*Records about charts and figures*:
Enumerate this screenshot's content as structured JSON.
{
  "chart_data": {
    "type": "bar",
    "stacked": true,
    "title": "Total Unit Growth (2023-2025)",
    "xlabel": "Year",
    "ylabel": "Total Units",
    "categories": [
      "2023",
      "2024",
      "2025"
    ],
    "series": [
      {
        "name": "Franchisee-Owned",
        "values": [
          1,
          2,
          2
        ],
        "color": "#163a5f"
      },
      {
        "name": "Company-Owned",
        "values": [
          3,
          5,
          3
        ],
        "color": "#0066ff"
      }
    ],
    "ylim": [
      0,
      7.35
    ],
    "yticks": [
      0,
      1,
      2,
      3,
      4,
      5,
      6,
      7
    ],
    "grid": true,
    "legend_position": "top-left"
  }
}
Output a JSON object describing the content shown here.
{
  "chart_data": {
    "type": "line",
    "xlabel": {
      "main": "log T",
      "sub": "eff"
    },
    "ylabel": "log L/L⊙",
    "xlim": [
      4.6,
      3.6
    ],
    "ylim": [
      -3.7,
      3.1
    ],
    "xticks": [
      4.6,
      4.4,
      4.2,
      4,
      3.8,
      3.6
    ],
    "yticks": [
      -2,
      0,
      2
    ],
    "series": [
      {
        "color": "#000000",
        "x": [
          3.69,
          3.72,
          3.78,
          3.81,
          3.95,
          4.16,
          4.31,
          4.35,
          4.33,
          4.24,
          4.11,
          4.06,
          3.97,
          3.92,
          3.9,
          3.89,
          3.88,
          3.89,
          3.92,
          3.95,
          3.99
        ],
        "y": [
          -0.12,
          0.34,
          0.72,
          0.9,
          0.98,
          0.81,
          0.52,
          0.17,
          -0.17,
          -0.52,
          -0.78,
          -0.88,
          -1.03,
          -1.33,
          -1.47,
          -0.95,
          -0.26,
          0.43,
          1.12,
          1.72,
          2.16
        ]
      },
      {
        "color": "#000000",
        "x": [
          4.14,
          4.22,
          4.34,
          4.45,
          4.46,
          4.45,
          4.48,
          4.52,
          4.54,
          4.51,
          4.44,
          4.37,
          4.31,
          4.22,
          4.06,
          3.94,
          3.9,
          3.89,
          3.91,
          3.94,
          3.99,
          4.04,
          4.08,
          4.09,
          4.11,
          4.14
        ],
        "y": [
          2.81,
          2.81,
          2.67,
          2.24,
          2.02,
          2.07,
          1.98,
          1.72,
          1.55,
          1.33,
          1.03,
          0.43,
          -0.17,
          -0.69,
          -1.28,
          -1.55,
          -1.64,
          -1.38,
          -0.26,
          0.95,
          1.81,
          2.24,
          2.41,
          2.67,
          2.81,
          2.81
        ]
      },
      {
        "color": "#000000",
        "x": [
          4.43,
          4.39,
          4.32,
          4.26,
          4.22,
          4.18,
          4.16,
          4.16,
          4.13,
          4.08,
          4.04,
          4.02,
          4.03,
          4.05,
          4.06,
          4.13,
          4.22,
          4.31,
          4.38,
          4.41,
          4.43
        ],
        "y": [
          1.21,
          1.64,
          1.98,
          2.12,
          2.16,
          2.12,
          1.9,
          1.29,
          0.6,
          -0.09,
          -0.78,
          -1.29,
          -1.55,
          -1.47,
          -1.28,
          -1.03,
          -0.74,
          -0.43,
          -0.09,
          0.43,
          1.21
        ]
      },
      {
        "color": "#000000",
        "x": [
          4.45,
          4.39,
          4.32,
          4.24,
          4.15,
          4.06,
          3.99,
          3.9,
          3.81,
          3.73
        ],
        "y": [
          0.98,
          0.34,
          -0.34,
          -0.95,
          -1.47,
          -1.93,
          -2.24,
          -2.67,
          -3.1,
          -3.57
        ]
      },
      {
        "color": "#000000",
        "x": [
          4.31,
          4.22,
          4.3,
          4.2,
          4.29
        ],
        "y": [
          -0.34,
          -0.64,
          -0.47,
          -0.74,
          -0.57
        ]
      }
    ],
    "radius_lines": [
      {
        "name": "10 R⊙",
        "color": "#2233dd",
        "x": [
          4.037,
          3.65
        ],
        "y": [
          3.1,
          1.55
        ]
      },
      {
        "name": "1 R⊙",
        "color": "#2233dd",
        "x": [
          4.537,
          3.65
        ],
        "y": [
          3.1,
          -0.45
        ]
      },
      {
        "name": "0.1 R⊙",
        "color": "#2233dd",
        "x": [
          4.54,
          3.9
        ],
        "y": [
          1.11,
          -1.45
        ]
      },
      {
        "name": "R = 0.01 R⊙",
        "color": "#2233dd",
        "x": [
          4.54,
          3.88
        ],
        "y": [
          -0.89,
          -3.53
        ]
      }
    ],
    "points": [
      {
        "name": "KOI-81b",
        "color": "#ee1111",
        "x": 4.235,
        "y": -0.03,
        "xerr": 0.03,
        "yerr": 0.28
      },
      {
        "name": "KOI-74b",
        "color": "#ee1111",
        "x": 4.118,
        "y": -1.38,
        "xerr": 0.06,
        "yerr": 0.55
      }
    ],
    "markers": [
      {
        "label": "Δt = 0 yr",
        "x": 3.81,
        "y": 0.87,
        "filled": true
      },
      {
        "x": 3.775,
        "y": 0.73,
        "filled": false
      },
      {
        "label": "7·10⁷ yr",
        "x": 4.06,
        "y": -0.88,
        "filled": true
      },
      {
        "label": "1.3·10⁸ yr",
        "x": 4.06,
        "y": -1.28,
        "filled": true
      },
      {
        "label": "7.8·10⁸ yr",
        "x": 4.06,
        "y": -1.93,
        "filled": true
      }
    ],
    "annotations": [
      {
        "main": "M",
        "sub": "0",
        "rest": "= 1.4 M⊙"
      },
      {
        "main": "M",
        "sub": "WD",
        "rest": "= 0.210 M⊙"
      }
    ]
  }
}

*WHAT TO PRODUCE*: In full and verbatim, repeat the records given above.

*RESPONSE*:
Enumerate this screenshot's content as structured JSON.
{
  "chart_data": {
    "type": "bar",
    "stacked": true,
    "title": "Total Unit Growth (2023-2025)",
    "xlabel": "Year",
    "ylabel": "Total Units",
    "categories": [
      "2023",
      "2024",
      "2025"
    ],
    "series": [
      {
        "name": "Franchisee-Owned",
        "values": [
          1,
          2,
          2
        ],
        "color": "#163a5f"
      },
      {
        "name": "Company-Owned",
        "values": [
          3,
          5,
          3
        ],
        "color": "#0066ff"
      }
    ],
    "ylim": [
      0,
      7.35
    ],
    "yticks": [
      0,
      1,
      2,
      3,
      4,
      5,
      6,
      7
    ],
    "grid": true,
    "legend_position": "top-left"
  }
}
Output a JSON object describing the content shown here.
{
  "chart_data": {
    "type": "line",
    "xlabel": {
      "main": "log T",
      "sub": "eff"
    },
    "ylabel": "log L/L⊙",
    "xlim": [
      4.6,
      3.6
    ],
    "ylim": [
      -3.7,
      3.1
    ],
    "xticks": [
      4.6,
      4.4,
      4.2,
      4,
      3.8,
      3.6
    ],
    "yticks": [
      -2,
      0,
      2
    ],
    "series": [
      {
        "color": "#000000",
        "x": [
          3.69,
          3.72,
          3.78,
          3.81,
          3.95,
          4.16,
          4.31,
          4.35,
          4.33,
          4.24,
          4.11,
          4.06,
          3.97,
          3.92,
          3.9,
          3.89,
          3.88,
          3.89,
          3.92,
          3.95,
          3.99
        ],
        "y": [
          -0.12,
          0.34,
          0.72,
          0.9,
          0.98,
          0.81,
          0.52,
          0.17,
          -0.17,
          -0.52,
          -0.78,
          -0.88,
          -1.03,
          -1.33,
          -1.47,
          -0.95,
          -0.26,
          0.43,
          1.12,
          1.72,
          2.16
        ]
      },
      {
        "color": "#000000",
        "x": [
          4.14,
          4.22,
          4.34,
          4.45,
          4.46,
          4.45,
          4.48,
          4.52,
          4.54,
          4.51,
          4.44,
          4.37,
          4.31,
          4.22,
          4.06,
          3.94,
          3.9,
          3.89,
          3.91,
          3.94,
          3.99,
          4.04,
          4.08,
          4.09,
          4.11,
          4.14
        ],
        "y": [
          2.81,
          2.81,
          2.67,
          2.24,
          2.02,
          2.07,
          1.98,
          1.72,
          1.55,
          1.33,
          1.03,
          0.43,
          -0.17,
          -0.69,
          -1.28,
          -1.55,
          -1.64,
          -1.38,
          -0.26,
          0.95,
          1.81,
          2.24,
          2.41,
          2.67,
          2.81,
          2.81
        ]
      },
      {
        "color": "#000000",
        "x": [
          4.43,
          4.39,
          4.32,
          4.26,
          4.22,
          4.18,
          4.16,
          4.16,
          4.13,
          4.08,
          4.04,
          4.02,
          4.03,
          4.05,
          4.06,
          4.13,
          4.22,
          4.31,
          4.38,
          4.41,
          4.43
        ],
        "y": [
          1.21,
          1.64,
          1.98,
          2.12,
          2.16,
          2.12,
          1.9,
          1.29,
          0.6,
          -0.09,
          -0.78,
          -1.29,
          -1.55,
          -1.47,
          -1.28,
          -1.03,
          -0.74,
          -0.43,
          -0.09,
          0.43,
          1.21
        ]
      },
      {
        "color": "#000000",
        "x": [
          4.45,
          4.39,
          4.32,
          4.24,
          4.15,
          4.06,
          3.99,
          3.9,
          3.81,
          3.73
        ],
        "y": [
          0.98,
          0.34,
          -0.34,
          -0.95,
          -1.47,
          -1.93,
          -2.24,
          -2.67,
          -3.1,
          -3.57
        ]
      },
      {
        "color": "#000000",
        "x": [
          4.31,
          4.22,
          4.3,
          4.2,
          4.29
        ],
        "y": [
          -0.34,
          -0.64,
          -0.47,
          -0.74,
          -0.57
        ]
      }
    ],
    "radius_lines": [
      {
        "name": "10 R⊙",
        "color": "#2233dd",
        "x": [
          4.037,
          3.65
        ],
        "y": [
          3.1,
          1.55
        ]
      },
      {
        "name": "1 R⊙",
        "color": "#2233dd",
        "x": [
          4.537,
          3.65
        ],
        "y": [
          3.1,
          -0.45
        ]
      },
      {
        "name": "0.1 R⊙",
        "color": "#2233dd",
        "x": [
          4.54,
          3.9
        ],
        "y": [
          1.11,
          -1.45
        ]
      },
      {
        "name": "R = 0.01 R⊙",
        "color": "#2233dd",
        "x": [
          4.54,
          3.88
        ],
        "y": [
          -0.89,
          -3.53
        ]
      }
    ],
    "points": [
      {
        "name": "KOI-81b",
        "color": "#ee1111",
        "x": 4.235,
        "y": -0.03,
        "xerr": 0.03,
        "yerr": 0.28
      },
      {
        "name": "KOI-74b",
        "color": "#ee1111",
        "x": 4.118,
        "y": -1.38,
        "xerr": 0.06,
        "yerr": 0.55
      }
    ],
    "markers": [
      {
        "label": "Δt = 0 yr",
        "x": 3.81,
        "y": 0.87,
        "filled": true
      },
      {
        "x": 3.775,
        "y": 0.73,
        "filled": false
      },
      {
        "label": "7·10⁷ yr",
        "x": 4.06,
        "y": -0.88,
        "filled": true
      },
      {
        "label": "1.3·10⁸ yr",
        "x": 4.06,
        "y": -1.28,
        "filled": true
      },
      {
        "label": "7.8·10⁸ yr",
        "x": 4.06,
        "y": -1.93,
        "filled": true
      }
    ],
    "annotations": [
      {
        "main": "M",
        "sub": "0",
        "rest": "= 1.4 M⊙"
      },
      {
        "main": "M",
        "sub": "WD",
        "rest": "= 0.210 M⊙"
      }
    ]
  }
}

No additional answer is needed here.